Chart and figure data –
--- begin ---
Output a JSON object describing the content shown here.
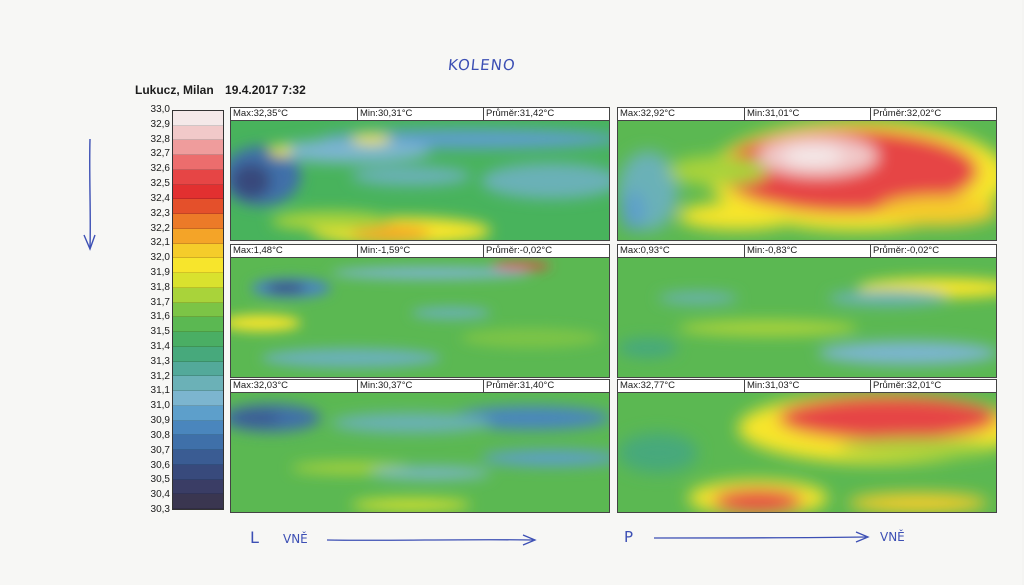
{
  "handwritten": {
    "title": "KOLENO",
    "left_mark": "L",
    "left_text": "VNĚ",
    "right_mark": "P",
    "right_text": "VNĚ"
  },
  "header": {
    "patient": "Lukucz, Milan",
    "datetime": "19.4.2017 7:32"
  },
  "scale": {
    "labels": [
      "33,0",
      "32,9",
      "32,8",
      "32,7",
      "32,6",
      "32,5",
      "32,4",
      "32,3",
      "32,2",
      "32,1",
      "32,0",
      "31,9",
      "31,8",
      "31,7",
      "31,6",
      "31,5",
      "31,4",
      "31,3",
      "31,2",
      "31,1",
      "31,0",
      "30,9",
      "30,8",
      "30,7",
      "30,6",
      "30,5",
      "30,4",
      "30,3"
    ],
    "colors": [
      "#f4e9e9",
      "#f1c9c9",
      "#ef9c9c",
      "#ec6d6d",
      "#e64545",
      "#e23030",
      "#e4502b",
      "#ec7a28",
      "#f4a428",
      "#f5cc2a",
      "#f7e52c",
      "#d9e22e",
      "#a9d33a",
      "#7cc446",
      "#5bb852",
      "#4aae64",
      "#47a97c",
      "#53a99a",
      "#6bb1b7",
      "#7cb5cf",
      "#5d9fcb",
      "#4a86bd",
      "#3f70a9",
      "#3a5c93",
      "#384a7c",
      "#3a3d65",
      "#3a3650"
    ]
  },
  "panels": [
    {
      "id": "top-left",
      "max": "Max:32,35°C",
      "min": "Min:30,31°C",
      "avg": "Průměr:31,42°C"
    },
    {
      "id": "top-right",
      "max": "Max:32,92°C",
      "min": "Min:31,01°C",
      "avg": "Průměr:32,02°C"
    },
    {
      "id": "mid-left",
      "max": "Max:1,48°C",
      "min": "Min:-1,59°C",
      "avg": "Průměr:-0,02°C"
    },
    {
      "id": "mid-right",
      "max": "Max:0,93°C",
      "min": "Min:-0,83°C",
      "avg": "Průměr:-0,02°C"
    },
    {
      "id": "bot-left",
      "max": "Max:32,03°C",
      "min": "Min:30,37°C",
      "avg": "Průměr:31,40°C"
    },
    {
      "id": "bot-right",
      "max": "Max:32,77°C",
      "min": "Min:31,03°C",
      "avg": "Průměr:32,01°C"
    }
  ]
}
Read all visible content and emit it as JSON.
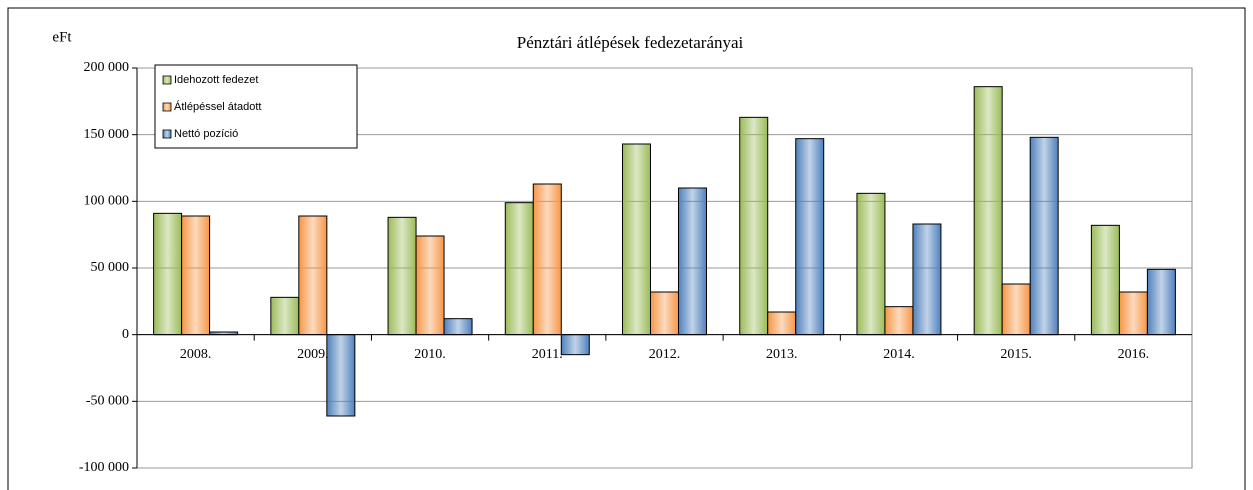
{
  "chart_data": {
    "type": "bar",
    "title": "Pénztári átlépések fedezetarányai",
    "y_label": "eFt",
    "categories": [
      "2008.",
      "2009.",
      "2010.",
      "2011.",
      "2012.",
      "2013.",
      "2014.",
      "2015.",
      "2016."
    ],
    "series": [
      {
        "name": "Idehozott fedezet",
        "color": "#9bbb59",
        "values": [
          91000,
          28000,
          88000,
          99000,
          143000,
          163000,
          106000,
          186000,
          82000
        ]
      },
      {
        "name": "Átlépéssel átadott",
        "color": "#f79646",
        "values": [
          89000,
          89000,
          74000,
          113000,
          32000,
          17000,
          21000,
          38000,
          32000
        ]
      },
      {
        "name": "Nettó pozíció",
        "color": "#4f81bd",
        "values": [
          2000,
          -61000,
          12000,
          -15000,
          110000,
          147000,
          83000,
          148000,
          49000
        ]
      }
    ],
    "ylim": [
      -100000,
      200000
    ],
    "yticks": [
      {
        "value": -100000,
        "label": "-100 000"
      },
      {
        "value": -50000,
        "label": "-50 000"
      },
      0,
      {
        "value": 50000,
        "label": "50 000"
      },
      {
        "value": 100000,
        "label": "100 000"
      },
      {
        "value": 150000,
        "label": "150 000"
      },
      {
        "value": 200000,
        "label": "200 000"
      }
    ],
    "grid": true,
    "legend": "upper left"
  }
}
--- end ---
Exercise details –
From the records above, pull out every line containing the word "content".

Output for this task –
Output a JSON object describing the content shown here.
Read all visible content and emit it as JSON.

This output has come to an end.